Set exercise: Look through the listing and locate every line containing the word "достижению"; copy those lines.

++++++++

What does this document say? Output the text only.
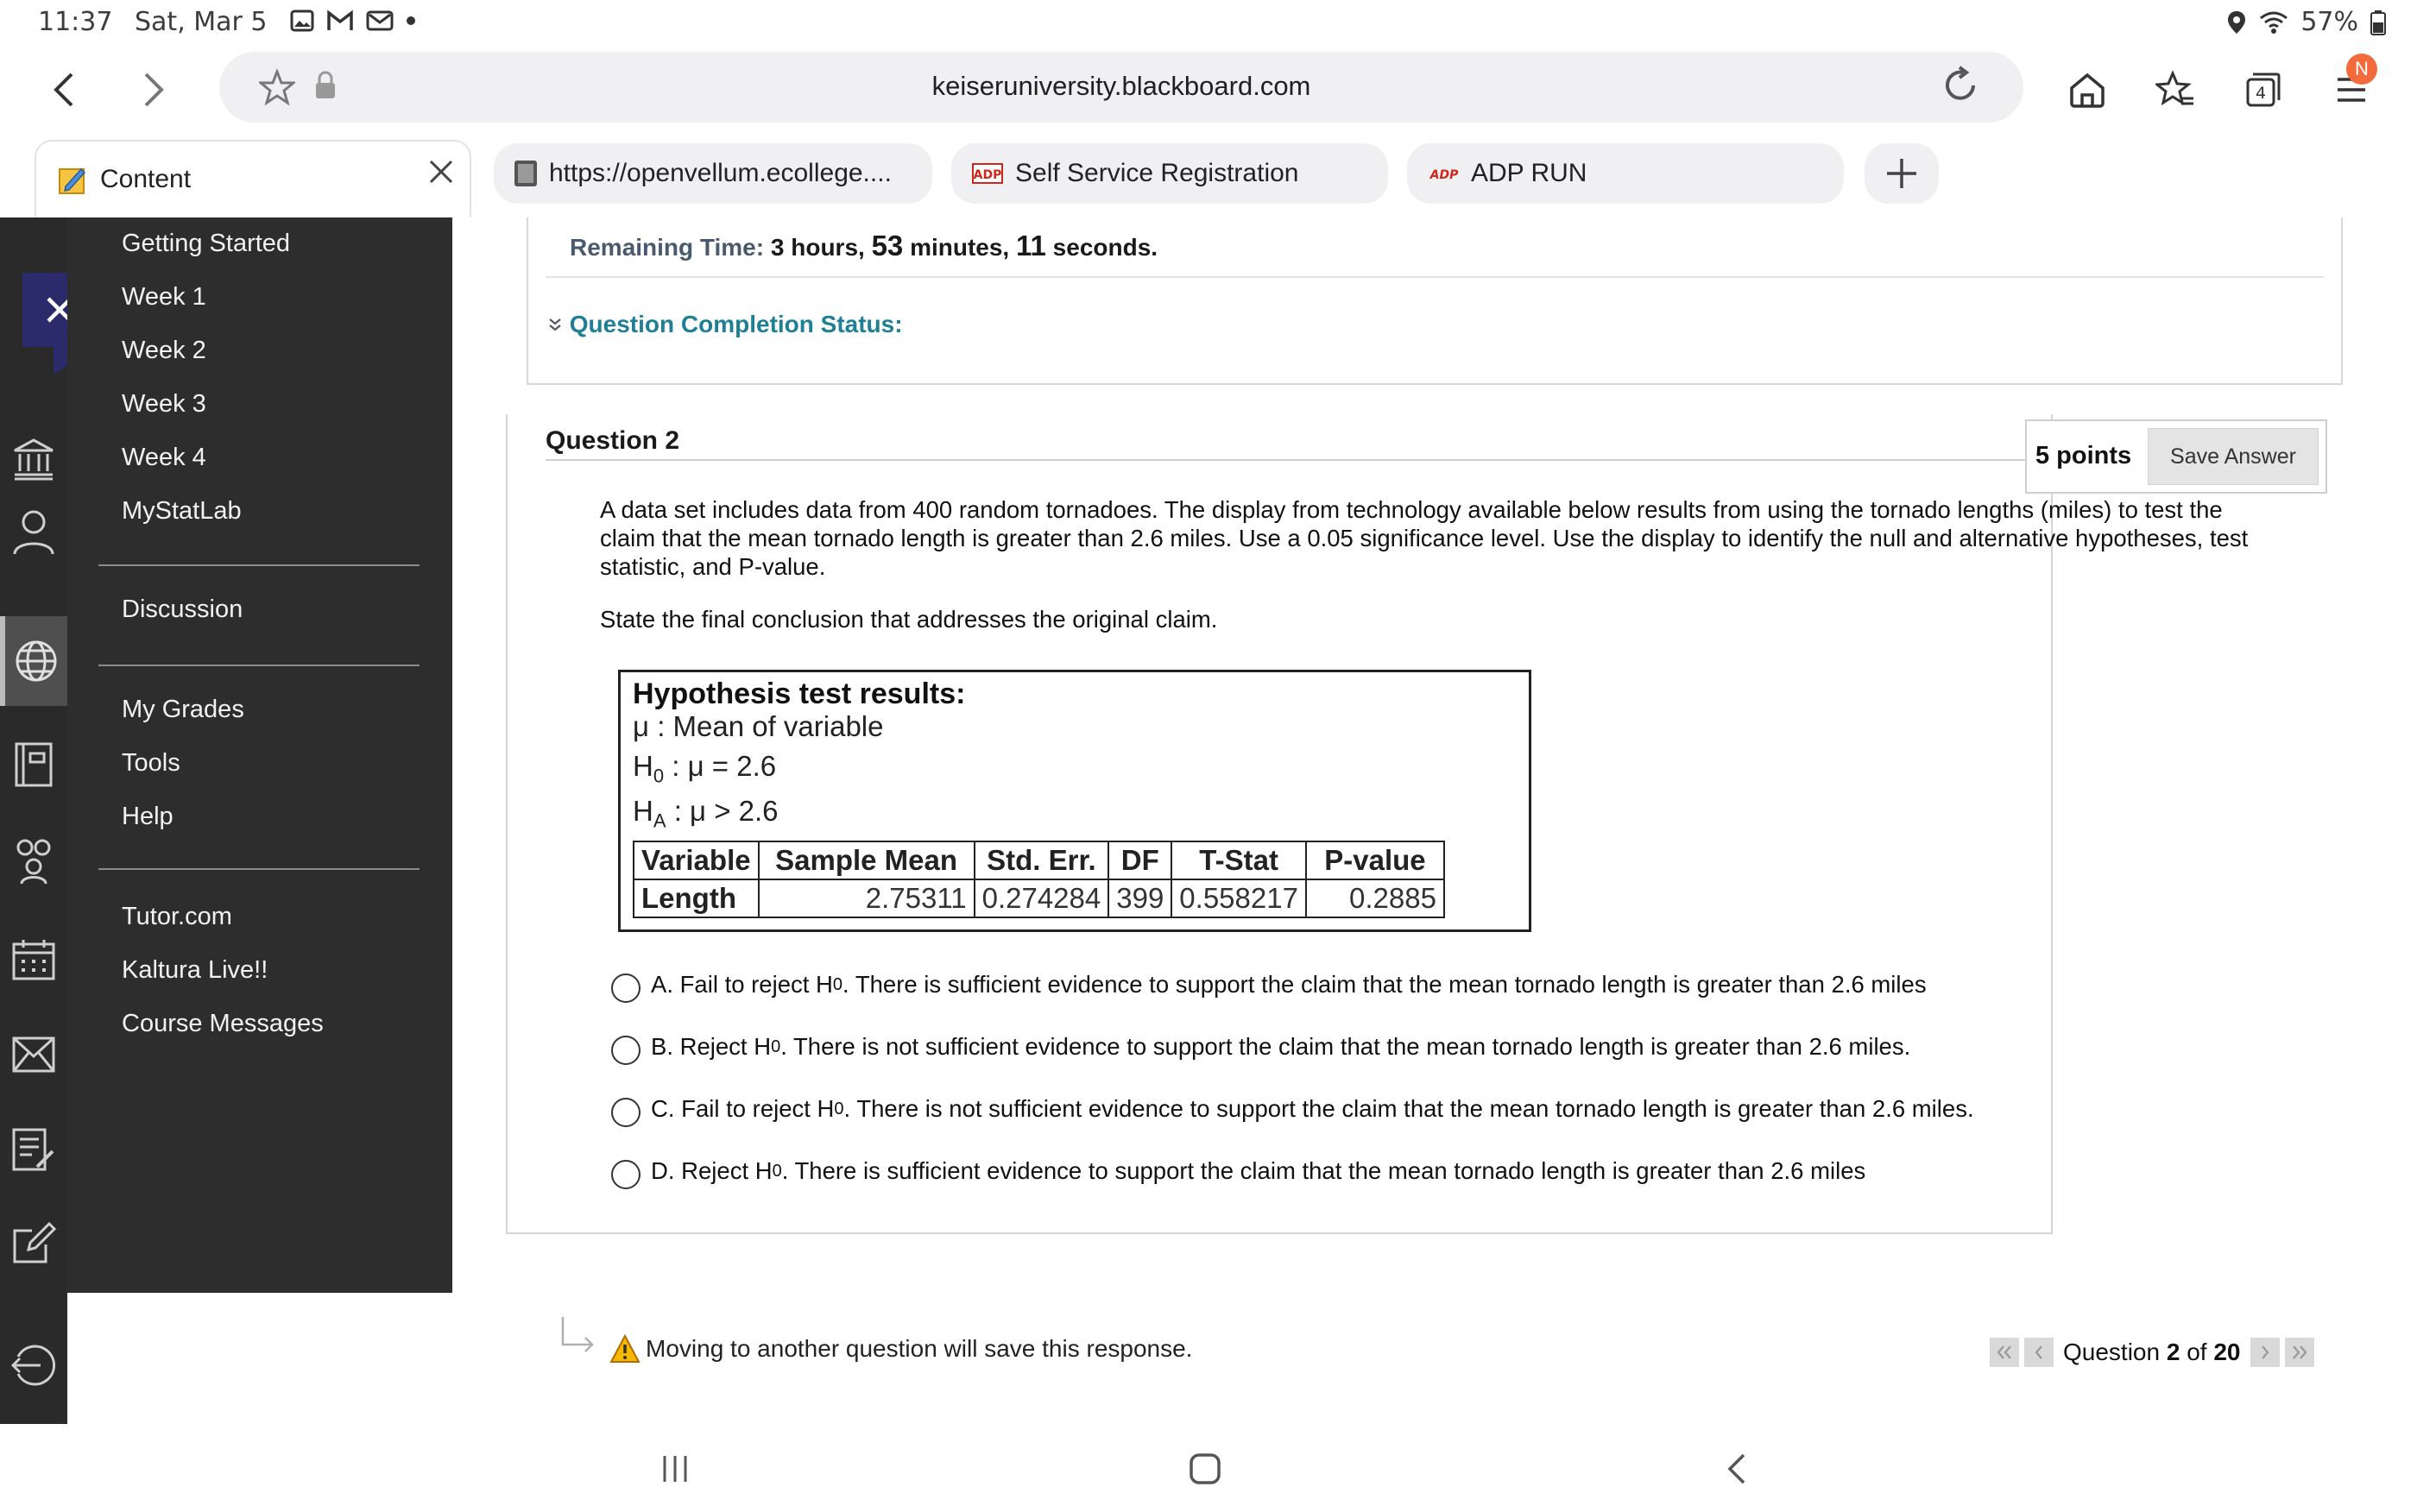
11:37 Sat, Mar 5	57%
keiseruniversity.blackboard.com	4
N
Content	https://openvellum.ecollege....	ADP Self Service Registration	ADP ADP RUN
Getting Started
Week 1
Week 2
Week 3
Week 4
MyStatLab
Discussion
My Grades
Tools
Help
Tutor.com
Kaltura Live!!
Course Messages
Remaining Time: 3 hours, 53 minutes, 11 seconds.
Question Completion Status:
Question 2
5 points	Save Answer
A data set includes data from 400 random tornadoes. The display from technology available below results from using the tornado lengths (miles) to test the claim that the mean tornado length is greater than 2.6 miles. Use a 0.05 significance level. Use the display to identify the null and alternative hypotheses, test statistic, and P-value.
State the final conclusion that addresses the original claim.
Hypothesis test results:
μ : Mean of variable
$H_0$ : μ = 2.6
$H_A$ : μ > 2.6
Variable	Sample Mean	Std. Err.	DF	T-Stat	P-value
Length	2.75311	0.274284	399	0.558217	0.2885
A.
Fail to reject H 0 . There is sufficient evidence to support the claim that the mean tornado length is greater than 2.6 miles
B.
Reject H 0 . There is not sufficient evidence to support the claim that the mean tornado length is greater than 2.6 miles.
C.
Fail to reject H 0 . There is not sufficient evidence to support the claim that the mean tornado length is greater than 2.6 miles.
D.
Reject H 0 . There is sufficient evidence to support the claim that the mean tornado length is greater than 2.6 miles
Moving to another question will save this response.	Question 2 of 20
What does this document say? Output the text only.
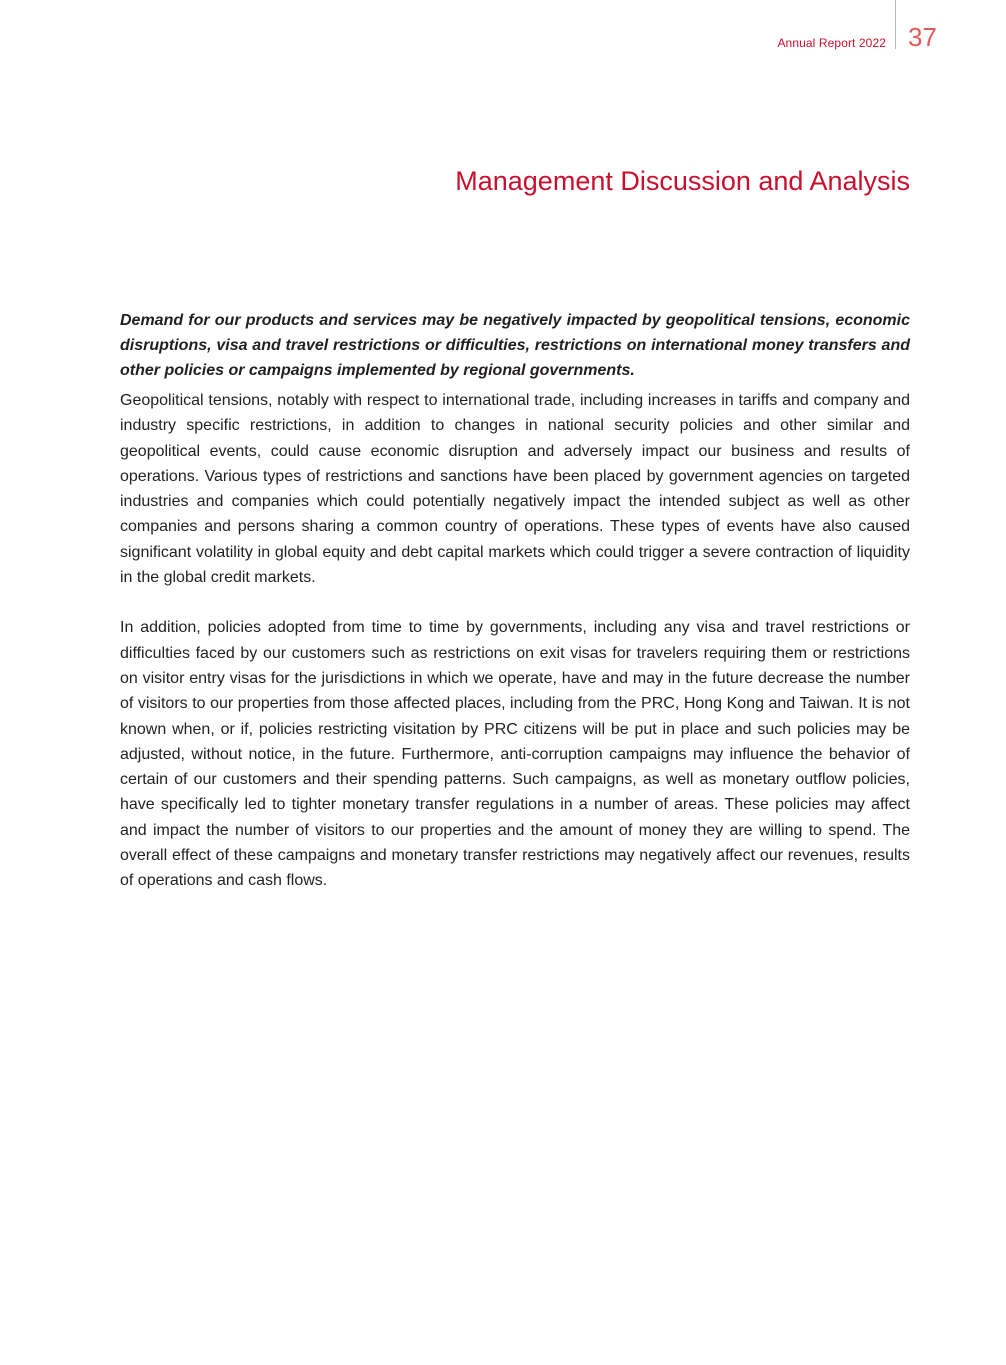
Annual Report 2022 37
Management Discussion and Analysis

Demand for our products and services may be negatively impacted by geopolitical tensions, economic disruptions, visa and travel restrictions or difficulties, restrictions on international money transfers and other policies or campaigns implemented by regional governments.

Geopolitical tensions, notably with respect to international trade, including increases in tariffs and company and industry specific restrictions, in addition to changes in national security policies and other similar and geopolitical events, could cause economic disruption and adversely impact our business and results of operations. Various types of restrictions and sanctions have been placed by government agencies on targeted industries and companies which could potentially negatively impact the intended subject as well as other companies and persons sharing a common country of operations. These types of events have also caused significant volatility in global equity and debt capital markets which could trigger a severe contraction of liquidity in the global credit markets.

In addition, policies adopted from time to time by governments, including any visa and travel restrictions or difficulties faced by our customers such as restrictions on exit visas for travelers requiring them or restrictions on visitor entry visas for the jurisdictions in which we operate, have and may in the future decrease the number of visitors to our properties from those affected places, including from the PRC, Hong Kong and Taiwan. It is not known when, or if, policies restricting visitation by PRC citizens will be put in place and such policies may be adjusted, without notice, in the future. Furthermore, anti-corruption campaigns may influence the behavior of certain of our customers and their spending patterns. Such campaigns, as well as monetary outflow policies, have specifically led to tighter monetary transfer regulations in a number of areas. These policies may affect and impact the number of visitors to our properties and the amount of money they are willing to spend. The overall effect of these campaigns and monetary transfer restrictions may negatively affect our revenues, results of operations and cash flows.
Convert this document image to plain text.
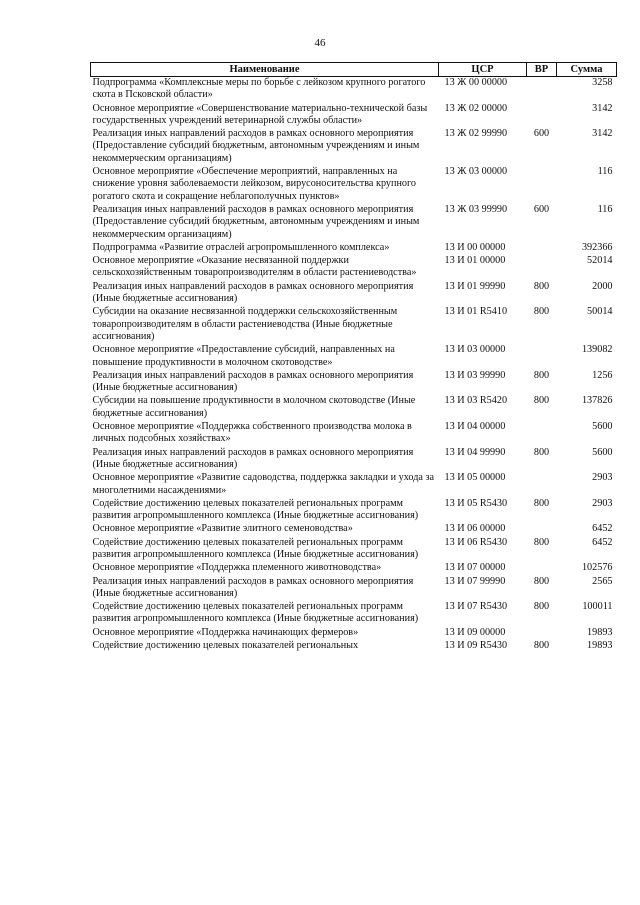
46
Наименование	ЦСР	ВР	Сумма
Подпрограмма «Комплексные меры по борьбе с лейкозом крупного рогатого скота в Псковской области»	13 Ж 00 00000		3258
Основное мероприятие «Совершенствование материально-технической базы государственных учреждений ветеринарной службы области»	13 Ж 02 00000		3142
Реализация иных направлений расходов в рамках основного мероприятия (Предоставление субсидий бюджетным, автономным учреждениям и иным некоммерческим организациям)	13 Ж 02 99990	600	3142
Основное мероприятие «Обеспечение мероприятий, направленных на снижение уровня заболеваемости лейкозом, вирусоносительства крупного рогатого скота и сокращение неблагополучных пунктов»	13 Ж 03 00000		116
Реализация иных направлений расходов в рамках основного мероприятия (Предоставление субсидий бюджетным, автономным учреждениям и иным некоммерческим организациям)	13 Ж 03 99990	600	116
Подпрограмма «Развитие отраслей агропромышленного комплекса»	13 И 00 00000		392366
Основное мероприятие «Оказание несвязанной поддержки сельскохозяйственным товаропроизводителям в области растениеводства»	13 И 01 00000		52014
Реализация иных направлений расходов в рамках основного мероприятия (Иные бюджетные ассигнования)	13 И 01 99990	800	2000
Субсидии на оказание несвязанной поддержки сельскохозяйственным товаропроизводителям в области растениеводства (Иные бюджетные ассигнования)	13 И 01 R5410	800	50014
Основное мероприятие «Предоставление субсидий, направленных на повышение продуктивности в молочном скотоводстве»	13 И 03 00000		139082
Реализация иных направлений расходов в рамках основного мероприятия (Иные бюджетные ассигнования)	13 И 03 99990	800	1256
Субсидии на повышение продуктивности в молочном скотоводстве (Иные бюджетные ассигнования)	13 И 03 R5420	800	137826
Основное мероприятие «Поддержка собственного производства молока в личных подсобных хозяйствах»	13 И 04 00000		5600
Реализация иных направлений расходов в рамках основного мероприятия (Иные бюджетные ассигнования)	13 И 04 99990	800	5600
Основное мероприятие «Развитие садоводства, поддержка закладки и ухода за многолетними насаждениями»	13 И 05 00000		2903
Содействие достижению целевых показателей региональных программ развития агропромышленного комплекса (Иные бюджетные ассигнования)	13 И 05 R5430	800	2903
Основное мероприятие «Развитие элитного семеноводства»	13 И 06 00000		6452
Содействие достижению целевых показателей региональных программ развития агропромышленного комплекса (Иные бюджетные ассигнования)	13 И 06 R5430	800	6452
Основное мероприятие «Поддержка племенного животноводства»	13 И 07 00000		102576
Реализация иных направлений расходов в рамках основного мероприятия (Иные бюджетные ассигнования)	13 И 07 99990	800	2565
Содействие достижению целевых показателей региональных программ развития агропромышленного комплекса (Иные бюджетные ассигнования)	13 И 07 R5430	800	100011
Основное мероприятие «Поддержка начинающих фермеров»	13 И 09 00000		19893
Содействие достижению целевых показателей региональных	13 И 09 R5430	800	19893
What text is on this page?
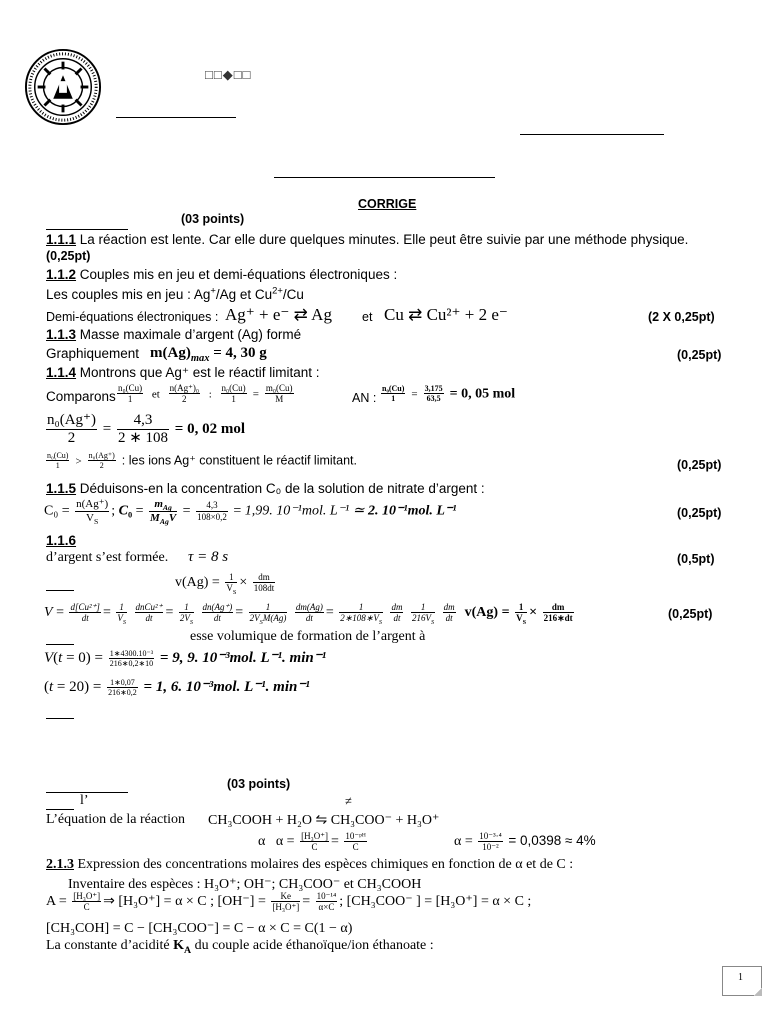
□□◆□□
CORRIGE
(03 points)
1.1.1 La réaction est lente. Car elle dure quelques minutes. Elle peut être suivie par une méthode physique.
(0,25pt)
1.1.2 Couples mis en jeu et demi-équations électroniques :
Les couples mis en jeu : Ag+/Ag et $Cu^{2+}/Cu$
Demi-équations électroniques : Ag⁺ + e⁻ ⇄ Ag et Cu ⇄ Cu²⁺ + 2 e⁻	(2 X 0,25pt)
1.1.3 Masse maximale d’argent (Ag) formé
Graphiquement $m(Ag)_{max} = 4$, 30 g	(0,25pt)
1.1.4 Montrons que Ag⁺ est le réactif limitant :
Comparons $\frac{\text{n₀(Cu)}}{1}$ et $\frac{\text{n(Ag⁺)₀}}{2}$ : $\frac{\text{n₀(Cu)}}{1} = \frac{\text{m₀(Cu)}}{M}$	AN : $\frac{\text{n₀(Cu)}}{1} = \frac{3,175}{63,5} = 0$, 05 mol
$\frac{\text{n₀(Ag⁺)}}{2} = \frac{4,3}{2 ∗ 108} = 0$, 02 mol
$\frac{\text{n₀(Cu)}}{1} > \frac{\text{n₀(Ag⁺)}}{2}$ : les ions Ag⁺ constituent le réactif limitant.	(0,25pt)
1.1.5 Déduisons-en la concentration C₀ de la solution de nitrate d’argent :
$C_0 = \frac{n(Ag^+)}{V_S}$ ; $C_0 = \frac{m_{Ag}}{M_{Ag}V} = \frac{4,3}{108\times 0,2} = 1,99$. 10⁻¹mol. L⁻¹ ≃ 2. 10⁻¹mol. L⁻¹	(0,25pt)
1.1.6
d’argent s’est formée. τ = 8 s	(0,5pt)
$v(Ag) = \frac{1}{V_S} \times \frac{dm}{108dt}$
$V = \frac{\text{d[Cu²⁺]}}{dt} = \frac{1}{V_S}$
$\frac{\text{dnCu²⁺}}{dt} = \frac{1}{2V_S}$
$\frac{dn(Ag^+)}{dt} = \frac{1}{2V_SM(Ag)}$
$\frac{dm(Ag)}{dt} = \frac{1}{2∗108∗V_S}$
$\frac{dm}{dt}$
$\frac{1}{216V_S}$
$\frac{dm}{dt} v(Ag) = \frac{1}{V_S} \times \frac{dm}{216∗dt}$	(0,25pt)
esse volumique de formation de l’argent à
$V(t = 0) = \frac{\text{1∗4300.10⁻³}}{216∗0,2∗10} = 9$, 9. 10⁻³mol. L⁻¹. min⁻¹
$(t = 20) = \frac{1∗0,07}{216∗0,2} = 1$, 6. 10⁻³mol. L⁻¹. min⁻¹
(03 points)
l’	≠
L’équation de la réaction CH₃COOH + H₂O ⇋ CH₃COO⁻ + H₃O⁺
α   $\alpha = \frac{\text{[H₃O⁺]}}{C} = \frac{\text{10⁻ᵖᴴ}}{C}$	$\alpha = \frac{\text{10⁻³·⁴}}{\text{10⁻²}} = 0,0398 \approx 4\%$
2.1.3 Expression des concentrations molaires des espèces chimiques en fonction de α et de C :
Inventaire des espèces : H₃O⁺; OH⁻; CH₃COO⁻ et CH₃COOH
$A = \frac{\text{[H₃O⁺]}}{C}$ ⇒ [H₃O⁺] = α × C ; $[OH^-] = \frac{Ke}{\text{[H₃O⁺]}} = \frac{\text{10⁻¹⁴}}{\alpha\times C}$ ; [CH₃COO⁻ ] = [H₃O⁺] = α × C ;
[CH₃COH] = C − [CH₃COO⁻] = C − α × C = C(1 − α)
La constante d’acidité $K_A$ du couple acide éthanoïque/ion éthanoate :
1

++++++++

The completed task:
Содействие достижению целевых показателей региональных программ развития агропромышленного комплекса (Иные бюджетные ассигнования)	13 И 05 R5430	800	2903
Содействие достижению целевых показателей региональных программ развития агропромышленного комплекса (Иные бюджетные ассигнования)	13 И 06 R5430	800	6452
Содействие достижению целевых показателей региональных программ развития агропромышленного комплекса (Иные бюджетные ассигнования)	13 И 07 R5430	800	100011
Содействие достижению целевых показателей региональных	13 И 09 R5430	800	19893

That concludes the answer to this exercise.